Raw records
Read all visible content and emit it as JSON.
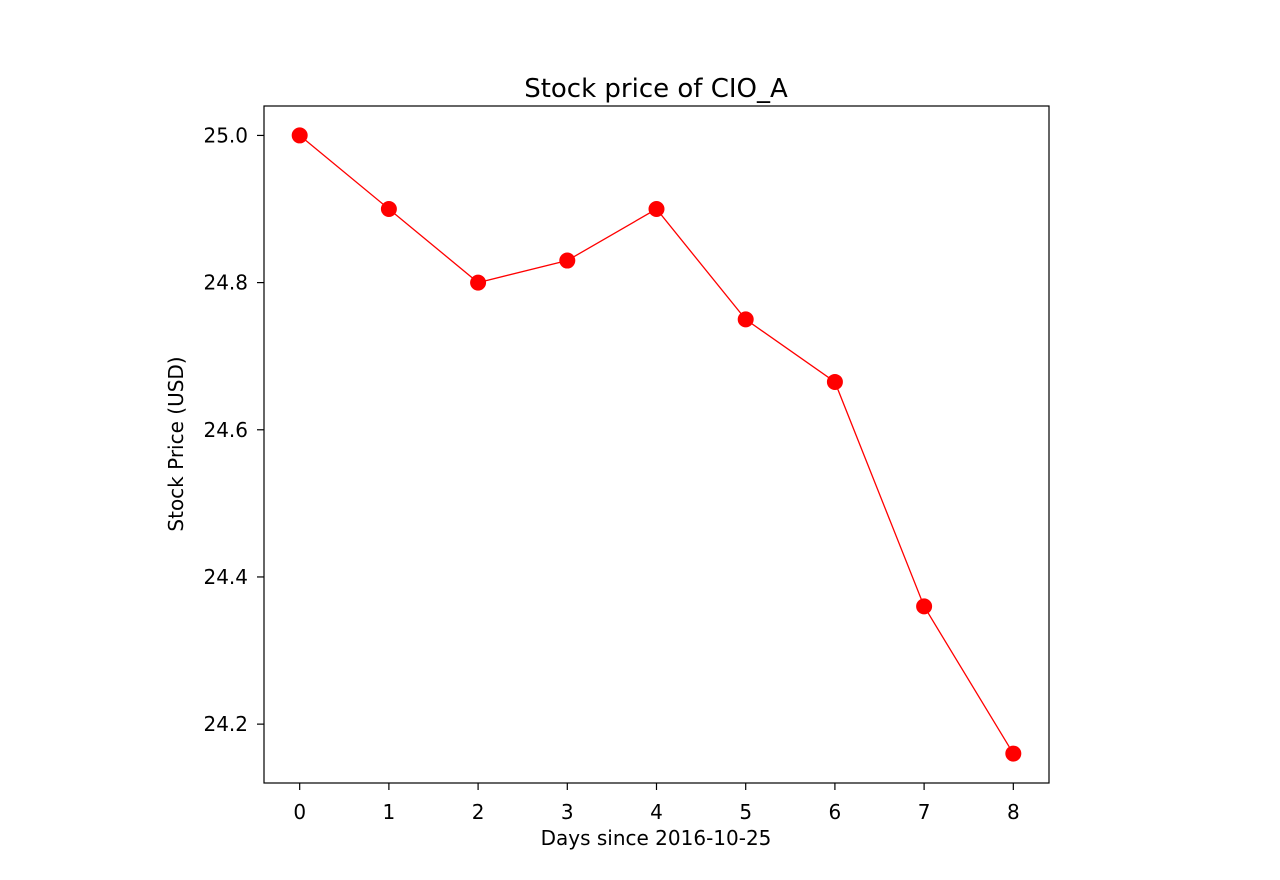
{
  "chart_data": {
    "type": "line",
    "title": "Stock price of CIO_A",
    "xlabel": "Days since 2016-10-25",
    "ylabel": "Stock Price (USD)",
    "x": [
      0,
      1,
      2,
      3,
      4,
      5,
      6,
      7,
      8
    ],
    "series": [
      {
        "values": [
          25.0,
          24.9,
          24.8,
          24.83,
          24.9,
          24.75,
          24.665,
          24.36,
          24.16
        ],
        "color": "#ff0000",
        "marker": "circle"
      }
    ],
    "xlim": [
      -0.4,
      8.4
    ],
    "ylim": [
      24.12,
      25.04
    ],
    "xticks": [
      0,
      1,
      2,
      3,
      4,
      5,
      6,
      7,
      8
    ],
    "yticks": [
      24.2,
      24.4,
      24.6,
      24.8,
      25.0
    ],
    "ytick_labels": [
      "24.2",
      "24.4",
      "24.6",
      "24.8",
      "25.0"
    ],
    "grid": false,
    "legend": "none"
  }
}
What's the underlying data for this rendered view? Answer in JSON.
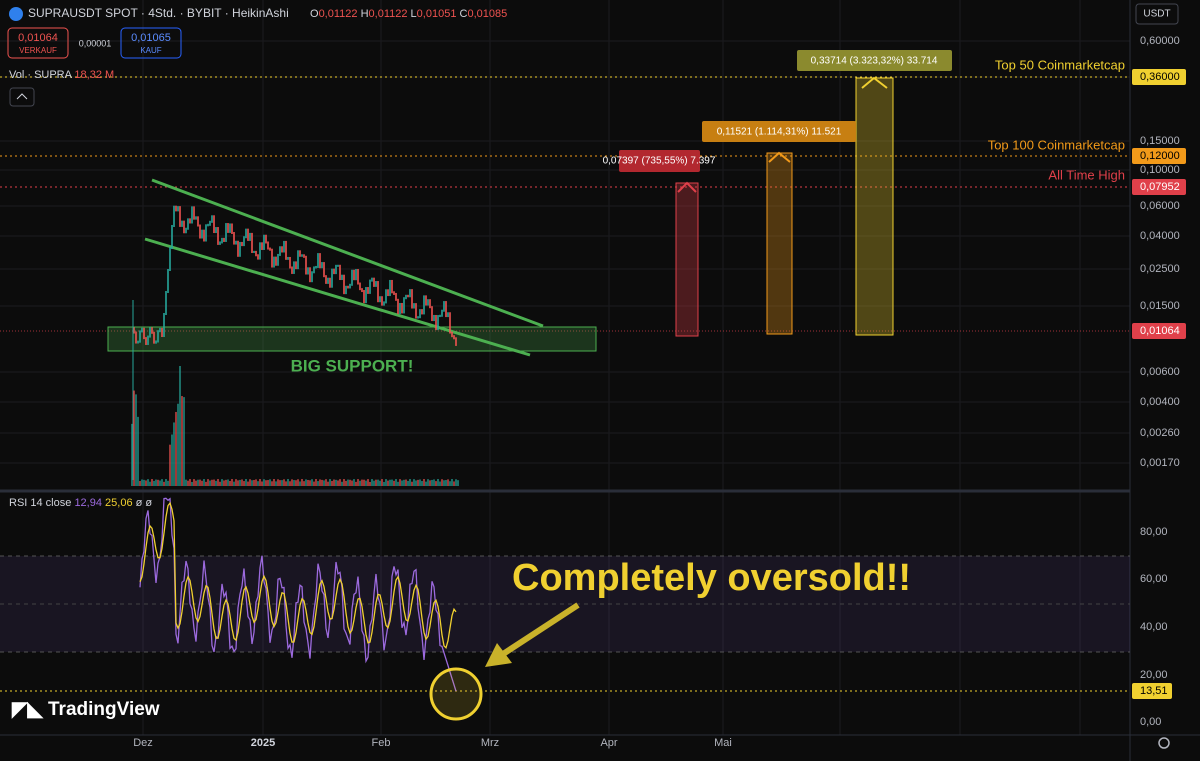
{
  "header": {
    "symbol": "SUPRAUSDT SPOT · 4Std. · BYBIT · HeikinAshi",
    "ohlc": [
      "O",
      "0,01122",
      "H",
      "0,01122",
      "L",
      "0,01051",
      "C",
      "0,01085"
    ],
    "sell_price": "0,01064",
    "sell_label": "VERKAUF",
    "spread": "0,00001",
    "buy_price": "0,01065",
    "buy_label": "KAUF",
    "volume_label": "Vol · SUPRA",
    "volume_value": "18,32 M",
    "currency": "USDT"
  },
  "price_axis": [
    "0,60000",
    "0,36000",
    "0,15000",
    "0,12000",
    "0,10000",
    "0,07952",
    "0,06000",
    "0,04000",
    "0,02500",
    "0,01500",
    "0,01064",
    "0,00600",
    "0,00400",
    "0,00260",
    "0,00170"
  ],
  "annotations": {
    "top50": "Top 50 Coinmarketcap",
    "top100": "Top 100 Coinmarketcap",
    "ath": "All Time High",
    "support": "BIG SUPPORT!",
    "oversold": "Completely oversold!!"
  },
  "targets": [
    "0,07397 (735,55%) 7.397",
    "0,11521 (1.114,31%) 11.521",
    "0,33714 (3.323,32%) 33.714"
  ],
  "rsi": {
    "label": "RSI 14 close",
    "value": "12,94",
    "ma": "25,06",
    "extra": [
      "ø",
      "ø"
    ],
    "axis": [
      "80,00",
      "60,00",
      "40,00",
      "20,00",
      "13,51",
      "0,00"
    ]
  },
  "time_axis": [
    "Dez",
    "2025",
    "Feb",
    "Mrz",
    "Apr",
    "Mai"
  ],
  "logo": "TradingView"
}
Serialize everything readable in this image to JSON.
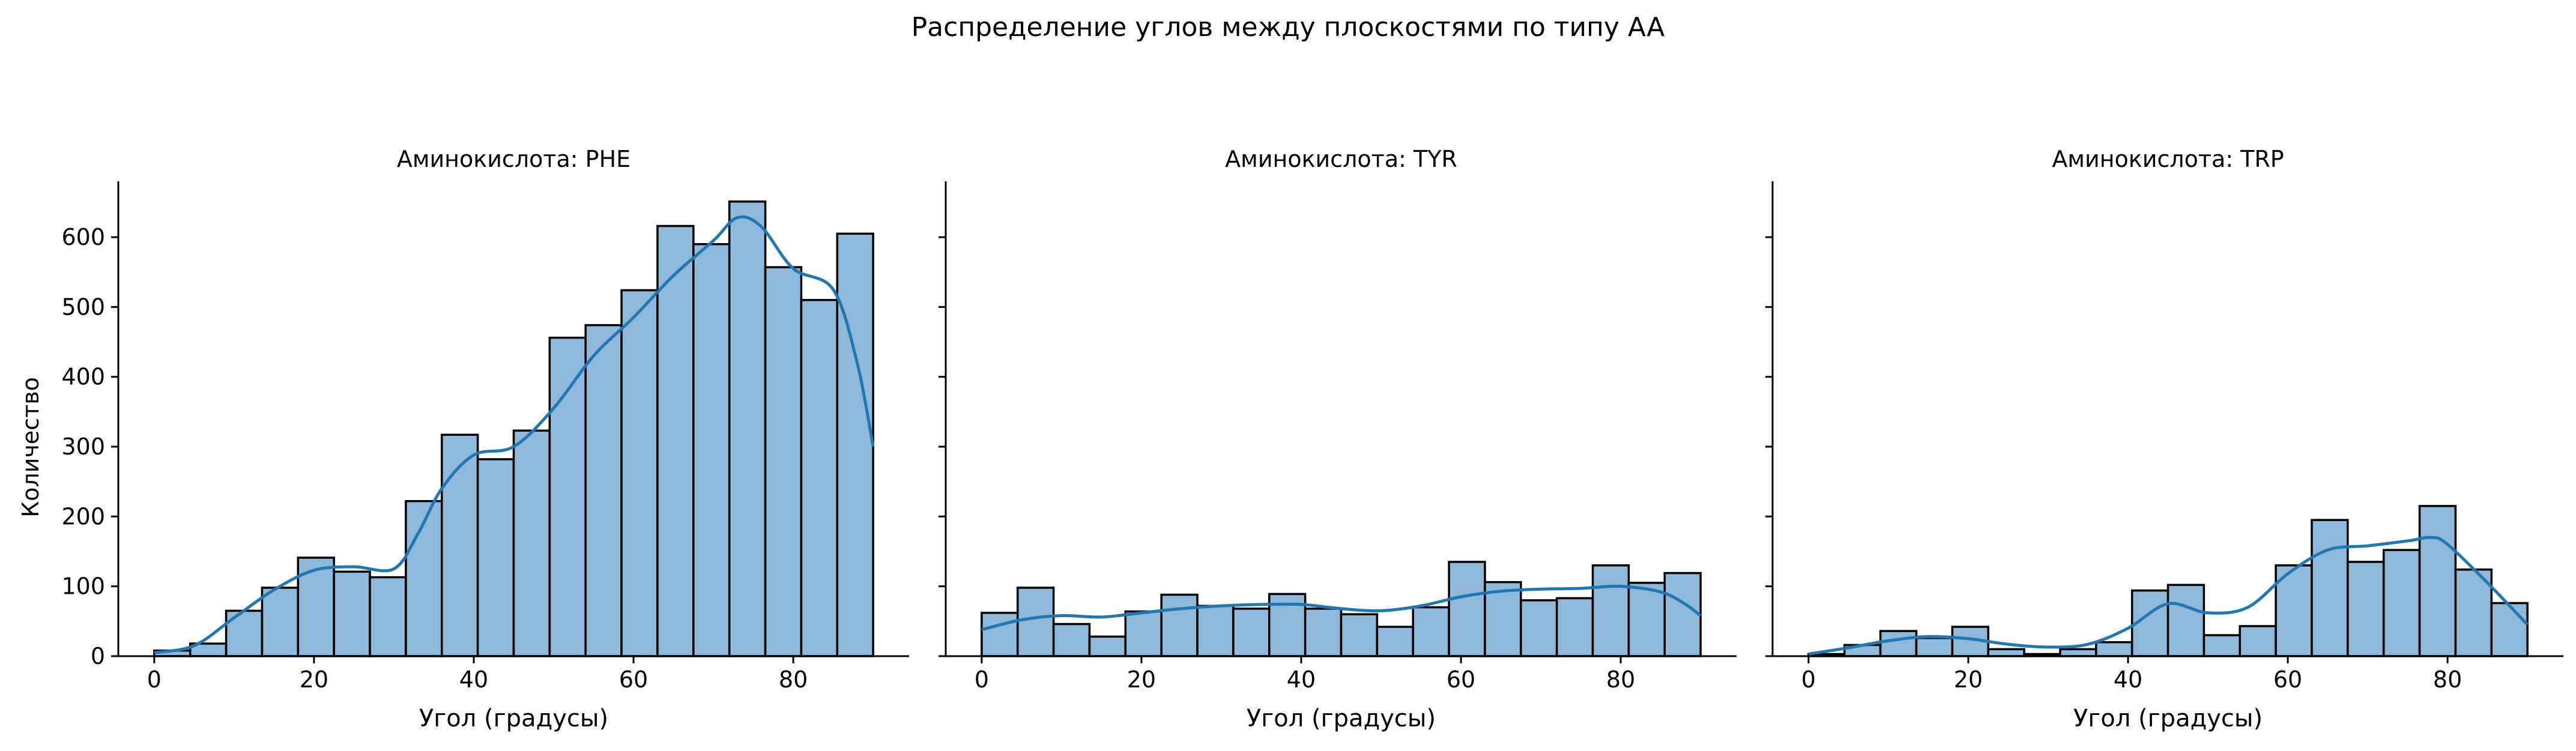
{
  "figure": {
    "title": "Распределение углов между плоскостями по типу AA",
    "ylabel": "Количество"
  },
  "colors": {
    "bar_fill": "#8fb9da",
    "bar_edge": "#000000",
    "kde_line": "#1f77b4",
    "axis": "#000000"
  },
  "chart_data": [
    {
      "type": "bar",
      "variant": "histogram_with_kde",
      "title": "Аминокислота: PHE",
      "xlabel": "Угол (градусы)",
      "ylabel": "Количество",
      "xlim": [
        -4.5,
        94.5
      ],
      "ylim": [
        0,
        680
      ],
      "xticks": [
        0,
        20,
        40,
        60,
        80
      ],
      "yticks": [
        0,
        100,
        200,
        300,
        400,
        500,
        600
      ],
      "bin_edges": [
        0,
        4.5,
        9,
        13.5,
        18,
        22.5,
        27,
        31.5,
        36,
        40.5,
        45,
        49.5,
        54,
        58.5,
        63,
        67.5,
        72,
        76.5,
        81,
        85.5,
        90
      ],
      "values": [
        8,
        18,
        65,
        98,
        141,
        121,
        113,
        222,
        317,
        282,
        323,
        456,
        474,
        524,
        616,
        590,
        651,
        557,
        510,
        605
      ],
      "kde": {
        "x": [
          0,
          5,
          10,
          15,
          20,
          25,
          30,
          33,
          36,
          40,
          45,
          50,
          55,
          60,
          65,
          70,
          73,
          76,
          80,
          85,
          88,
          90
        ],
        "y": [
          5,
          15,
          55,
          95,
          123,
          128,
          125,
          175,
          240,
          288,
          300,
          355,
          430,
          485,
          545,
          595,
          628,
          615,
          555,
          525,
          420,
          300
        ]
      }
    },
    {
      "type": "bar",
      "variant": "histogram_with_kde",
      "title": "Аминокислота: TYR",
      "xlabel": "Угол (градусы)",
      "ylim": [
        0,
        680
      ],
      "xlim": [
        -4.5,
        94.5
      ],
      "xticks": [
        0,
        20,
        40,
        60,
        80
      ],
      "yticks": [
        0,
        100,
        200,
        300,
        400,
        500,
        600
      ],
      "shared_y": true,
      "bin_edges": [
        0,
        4.5,
        9,
        13.5,
        18,
        22.5,
        27,
        31.5,
        36,
        40.5,
        45,
        49.5,
        54,
        58.5,
        63,
        67.5,
        72,
        76.5,
        81,
        85.5,
        90
      ],
      "values": [
        62,
        98,
        46,
        28,
        64,
        88,
        72,
        68,
        89,
        68,
        60,
        42,
        70,
        135,
        106,
        80,
        83,
        130,
        105,
        119
      ],
      "kde": {
        "x": [
          0,
          5,
          10,
          15,
          20,
          25,
          30,
          35,
          40,
          45,
          50,
          55,
          60,
          65,
          70,
          75,
          80,
          85,
          88,
          90
        ],
        "y": [
          38,
          52,
          58,
          56,
          62,
          68,
          72,
          74,
          74,
          68,
          65,
          72,
          85,
          93,
          96,
          97,
          100,
          92,
          75,
          58
        ]
      }
    },
    {
      "type": "bar",
      "variant": "histogram_with_kde",
      "title": "Аминокислота: TRP",
      "xlabel": "Угол (градусы)",
      "ylim": [
        0,
        680
      ],
      "xlim": [
        -4.5,
        94.5
      ],
      "xticks": [
        0,
        20,
        40,
        60,
        80
      ],
      "yticks": [
        0,
        100,
        200,
        300,
        400,
        500,
        600
      ],
      "shared_y": true,
      "bin_edges": [
        0,
        4.5,
        9,
        13.5,
        18,
        22.5,
        27,
        31.5,
        36,
        40.5,
        45,
        49.5,
        54,
        58.5,
        63,
        67.5,
        72,
        76.5,
        81,
        85.5,
        90
      ],
      "values": [
        3,
        16,
        36,
        26,
        42,
        10,
        3,
        10,
        20,
        94,
        102,
        30,
        43,
        130,
        195,
        135,
        152,
        215,
        124,
        76
      ],
      "kde": {
        "x": [
          0,
          5,
          10,
          15,
          20,
          25,
          30,
          35,
          40,
          45,
          50,
          55,
          60,
          65,
          70,
          75,
          78,
          80,
          85,
          90
        ],
        "y": [
          3,
          12,
          22,
          28,
          25,
          17,
          13,
          17,
          40,
          75,
          62,
          70,
          118,
          152,
          158,
          165,
          170,
          160,
          105,
          45
        ]
      }
    }
  ]
}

**Exercise requirements**
Quote the entries above word for word. Leave the images out.

**Result of this task**
Read all visible content and emit it as JSON.
{
  "chart_data": {
    "type": "line",
    "title": "Stock price of CIO_A",
    "xlabel": "Days since 2016-10-25",
    "ylabel": "Stock Price (USD)",
    "x": [
      0,
      1,
      2,
      3,
      4,
      5,
      6,
      7,
      8
    ],
    "series": [
      {
        "values": [
          25.0,
          24.9,
          24.8,
          24.83,
          24.9,
          24.75,
          24.665,
          24.36,
          24.16
        ],
        "color": "#ff0000",
        "marker": "circle"
      }
    ],
    "xlim": [
      -0.4,
      8.4
    ],
    "ylim": [
      24.12,
      25.04
    ],
    "xticks": [
      0,
      1,
      2,
      3,
      4,
      5,
      6,
      7,
      8
    ],
    "yticks": [
      24.2,
      24.4,
      24.6,
      24.8,
      25.0
    ],
    "ytick_labels": [
      "24.2",
      "24.4",
      "24.6",
      "24.8",
      "25.0"
    ],
    "grid": false,
    "legend": "none"
  }
}
What's the underlying data for this rendered view? Answer in JSON.
{
  "header": {
    "symbol": "SUPRAUSDT SPOT · 4Std. · BYBIT · HeikinAshi",
    "ohlc": [
      "O",
      "0,01122",
      "H",
      "0,01122",
      "L",
      "0,01051",
      "C",
      "0,01085"
    ],
    "sell_price": "0,01064",
    "sell_label": "VERKAUF",
    "spread": "0,00001",
    "buy_price": "0,01065",
    "buy_label": "KAUF",
    "volume_label": "Vol · SUPRA",
    "volume_value": "18,32 M",
    "currency": "USDT"
  },
  "price_axis": [
    "0,60000",
    "0,36000",
    "0,15000",
    "0,12000",
    "0,10000",
    "0,07952",
    "0,06000",
    "0,04000",
    "0,02500",
    "0,01500",
    "0,01064",
    "0,00600",
    "0,00400",
    "0,00260",
    "0,00170"
  ],
  "annotations": {
    "top50": "Top 50 Coinmarketcap",
    "top100": "Top 100 Coinmarketcap",
    "ath": "All Time High",
    "support": "BIG SUPPORT!",
    "oversold": "Completely oversold!!"
  },
  "targets": [
    "0,07397 (735,55%) 7.397",
    "0,11521 (1.114,31%) 11.521",
    "0,33714 (3.323,32%) 33.714"
  ],
  "rsi": {
    "label": "RSI 14 close",
    "value": "12,94",
    "ma": "25,06",
    "extra": [
      "ø",
      "ø"
    ],
    "axis": [
      "80,00",
      "60,00",
      "40,00",
      "20,00",
      "13,51",
      "0,00"
    ]
  },
  "time_axis": [
    "Dez",
    "2025",
    "Feb",
    "Mrz",
    "Apr",
    "Mai"
  ],
  "logo": "TradingView"
}
Serialize everything readable in this image to JSON.
{
  "figure": {
    "title": "Распределение углов между плоскостями по типу AA",
    "ylabel": "Количество"
  },
  "colors": {
    "bar_fill": "#8fb9da",
    "bar_edge": "#000000",
    "kde_line": "#1f77b4",
    "axis": "#000000"
  },
  "chart_data": [
    {
      "type": "bar",
      "variant": "histogram_with_kde",
      "title": "Аминокислота: PHE",
      "xlabel": "Угол (градусы)",
      "ylabel": "Количество",
      "xlim": [
        -4.5,
        94.5
      ],
      "ylim": [
        0,
        680
      ],
      "xticks": [
        0,
        20,
        40,
        60,
        80
      ],
      "yticks": [
        0,
        100,
        200,
        300,
        400,
        500,
        600
      ],
      "bin_edges": [
        0,
        4.5,
        9,
        13.5,
        18,
        22.5,
        27,
        31.5,
        36,
        40.5,
        45,
        49.5,
        54,
        58.5,
        63,
        67.5,
        72,
        76.5,
        81,
        85.5,
        90
      ],
      "values": [
        8,
        18,
        65,
        98,
        141,
        121,
        113,
        222,
        317,
        282,
        323,
        456,
        474,
        524,
        616,
        590,
        651,
        557,
        510,
        605
      ],
      "kde": {
        "x": [
          0,
          5,
          10,
          15,
          20,
          25,
          30,
          33,
          36,
          40,
          45,
          50,
          55,
          60,
          65,
          70,
          73,
          76,
          80,
          85,
          88,
          90
        ],
        "y": [
          5,
          15,
          55,
          95,
          123,
          128,
          125,
          175,
          240,
          288,
          300,
          355,
          430,
          485,
          545,
          595,
          628,
          615,
          555,
          525,
          420,
          300
        ]
      }
    },
    {
      "type": "bar",
      "variant": "histogram_with_kde",
      "title": "Аминокислота: TYR",
      "xlabel": "Угол (градусы)",
      "ylim": [
        0,
        680
      ],
      "xlim": [
        -4.5,
        94.5
      ],
      "xticks": [
        0,
        20,
        40,
        60,
        80
      ],
      "yticks": [
        0,
        100,
        200,
        300,
        400,
        500,
        600
      ],
      "shared_y": true,
      "bin_edges": [
        0,
        4.5,
        9,
        13.5,
        18,
        22.5,
        27,
        31.5,
        36,
        40.5,
        45,
        49.5,
        54,
        58.5,
        63,
        67.5,
        72,
        76.5,
        81,
        85.5,
        90
      ],
      "values": [
        62,
        98,
        46,
        28,
        64,
        88,
        72,
        68,
        89,
        68,
        60,
        42,
        70,
        135,
        106,
        80,
        83,
        130,
        105,
        119
      ],
      "kde": {
        "x": [
          0,
          5,
          10,
          15,
          20,
          25,
          30,
          35,
          40,
          45,
          50,
          55,
          60,
          65,
          70,
          75,
          80,
          85,
          88,
          90
        ],
        "y": [
          38,
          52,
          58,
          56,
          62,
          68,
          72,
          74,
          74,
          68,
          65,
          72,
          85,
          93,
          96,
          97,
          100,
          92,
          75,
          58
        ]
      }
    },
    {
      "type": "bar",
      "variant": "histogram_with_kde",
      "title": "Аминокислота: TRP",
      "xlabel": "Угол (градусы)",
      "ylim": [
        0,
        680
      ],
      "xlim": [
        -4.5,
        94.5
      ],
      "xticks": [
        0,
        20,
        40,
        60,
        80
      ],
      "yticks": [
        0,
        100,
        200,
        300,
        400,
        500,
        600
      ],
      "shared_y": true,
      "bin_edges": [
        0,
        4.5,
        9,
        13.5,
        18,
        22.5,
        27,
        31.5,
        36,
        40.5,
        45,
        49.5,
        54,
        58.5,
        63,
        67.5,
        72,
        76.5,
        81,
        85.5,
        90
      ],
      "values": [
        3,
        16,
        36,
        26,
        42,
        10,
        3,
        10,
        20,
        94,
        102,
        30,
        43,
        130,
        195,
        135,
        152,
        215,
        124,
        76
      ],
      "kde": {
        "x": [
          0,
          5,
          10,
          15,
          20,
          25,
          30,
          35,
          40,
          45,
          50,
          55,
          60,
          65,
          70,
          75,
          78,
          80,
          85,
          90
        ],
        "y": [
          3,
          12,
          22,
          28,
          25,
          17,
          13,
          17,
          40,
          75,
          62,
          70,
          118,
          152,
          158,
          165,
          170,
          160,
          105,
          45
        ]
      }
    }
  ]
}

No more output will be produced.